### [What to produce]
Look through the data below. Show each line where the string "this" occurs.
-=-=-
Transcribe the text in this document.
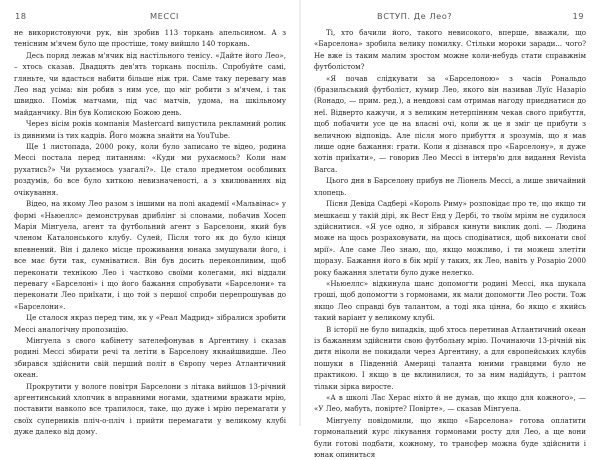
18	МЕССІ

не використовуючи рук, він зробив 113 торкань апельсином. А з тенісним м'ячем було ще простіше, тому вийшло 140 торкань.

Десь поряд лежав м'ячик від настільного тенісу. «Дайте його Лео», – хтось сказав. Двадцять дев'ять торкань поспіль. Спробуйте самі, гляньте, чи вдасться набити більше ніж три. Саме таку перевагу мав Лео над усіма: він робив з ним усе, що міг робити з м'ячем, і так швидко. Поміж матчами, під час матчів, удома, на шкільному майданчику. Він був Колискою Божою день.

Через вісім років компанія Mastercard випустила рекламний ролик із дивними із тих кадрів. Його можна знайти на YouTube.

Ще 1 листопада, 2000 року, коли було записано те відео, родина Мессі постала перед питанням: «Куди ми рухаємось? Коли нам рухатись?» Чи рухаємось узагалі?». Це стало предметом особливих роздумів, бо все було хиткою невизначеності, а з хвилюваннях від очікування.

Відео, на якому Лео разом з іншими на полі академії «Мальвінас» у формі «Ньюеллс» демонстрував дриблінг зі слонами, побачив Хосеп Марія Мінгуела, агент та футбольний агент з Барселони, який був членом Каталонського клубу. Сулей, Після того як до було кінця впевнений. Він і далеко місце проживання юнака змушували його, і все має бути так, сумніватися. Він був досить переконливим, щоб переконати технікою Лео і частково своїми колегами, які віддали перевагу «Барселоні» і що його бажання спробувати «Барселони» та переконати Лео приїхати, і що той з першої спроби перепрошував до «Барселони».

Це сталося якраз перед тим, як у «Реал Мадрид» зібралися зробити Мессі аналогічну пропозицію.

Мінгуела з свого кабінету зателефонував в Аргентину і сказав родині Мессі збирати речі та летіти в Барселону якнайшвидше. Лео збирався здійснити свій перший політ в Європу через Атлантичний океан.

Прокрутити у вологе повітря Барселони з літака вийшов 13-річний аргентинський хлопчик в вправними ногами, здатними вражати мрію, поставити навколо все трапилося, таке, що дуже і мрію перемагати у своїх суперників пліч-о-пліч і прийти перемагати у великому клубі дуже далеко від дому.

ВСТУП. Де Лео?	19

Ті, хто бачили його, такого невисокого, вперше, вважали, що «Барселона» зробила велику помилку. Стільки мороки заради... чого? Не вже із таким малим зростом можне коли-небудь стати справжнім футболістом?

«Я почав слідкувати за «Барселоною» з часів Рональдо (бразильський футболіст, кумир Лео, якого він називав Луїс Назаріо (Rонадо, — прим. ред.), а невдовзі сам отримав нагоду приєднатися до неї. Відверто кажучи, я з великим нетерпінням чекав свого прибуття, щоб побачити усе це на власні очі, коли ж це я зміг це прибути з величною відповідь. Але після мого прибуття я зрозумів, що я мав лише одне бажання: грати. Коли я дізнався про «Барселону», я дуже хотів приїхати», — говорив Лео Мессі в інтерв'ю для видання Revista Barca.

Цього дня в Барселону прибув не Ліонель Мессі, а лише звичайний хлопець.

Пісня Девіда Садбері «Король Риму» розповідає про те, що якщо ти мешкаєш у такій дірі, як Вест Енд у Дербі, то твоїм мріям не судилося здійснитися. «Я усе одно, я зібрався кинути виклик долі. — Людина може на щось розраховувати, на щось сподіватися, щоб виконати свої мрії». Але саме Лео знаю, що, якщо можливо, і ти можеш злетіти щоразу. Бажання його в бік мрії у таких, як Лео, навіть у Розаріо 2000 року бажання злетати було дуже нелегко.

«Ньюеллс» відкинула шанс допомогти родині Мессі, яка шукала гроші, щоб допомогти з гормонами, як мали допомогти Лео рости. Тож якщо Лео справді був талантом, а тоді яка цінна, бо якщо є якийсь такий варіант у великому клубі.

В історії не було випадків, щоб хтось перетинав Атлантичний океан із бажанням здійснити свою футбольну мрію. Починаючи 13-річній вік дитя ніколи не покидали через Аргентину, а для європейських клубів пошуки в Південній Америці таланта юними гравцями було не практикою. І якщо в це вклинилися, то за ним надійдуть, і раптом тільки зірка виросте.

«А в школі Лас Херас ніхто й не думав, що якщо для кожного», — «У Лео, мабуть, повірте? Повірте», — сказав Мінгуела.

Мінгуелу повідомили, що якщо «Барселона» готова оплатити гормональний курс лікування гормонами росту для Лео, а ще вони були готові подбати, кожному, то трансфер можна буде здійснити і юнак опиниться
-=-=-
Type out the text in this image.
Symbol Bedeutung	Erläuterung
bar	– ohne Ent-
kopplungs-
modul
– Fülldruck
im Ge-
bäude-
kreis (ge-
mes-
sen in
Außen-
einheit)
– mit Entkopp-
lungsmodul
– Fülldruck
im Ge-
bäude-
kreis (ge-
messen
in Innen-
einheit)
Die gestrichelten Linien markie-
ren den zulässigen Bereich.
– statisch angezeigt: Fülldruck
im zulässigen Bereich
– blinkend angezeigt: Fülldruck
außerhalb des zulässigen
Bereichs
-=-=-
### [Correct result]
Transcribe the text in this document.
Type out the text in this image.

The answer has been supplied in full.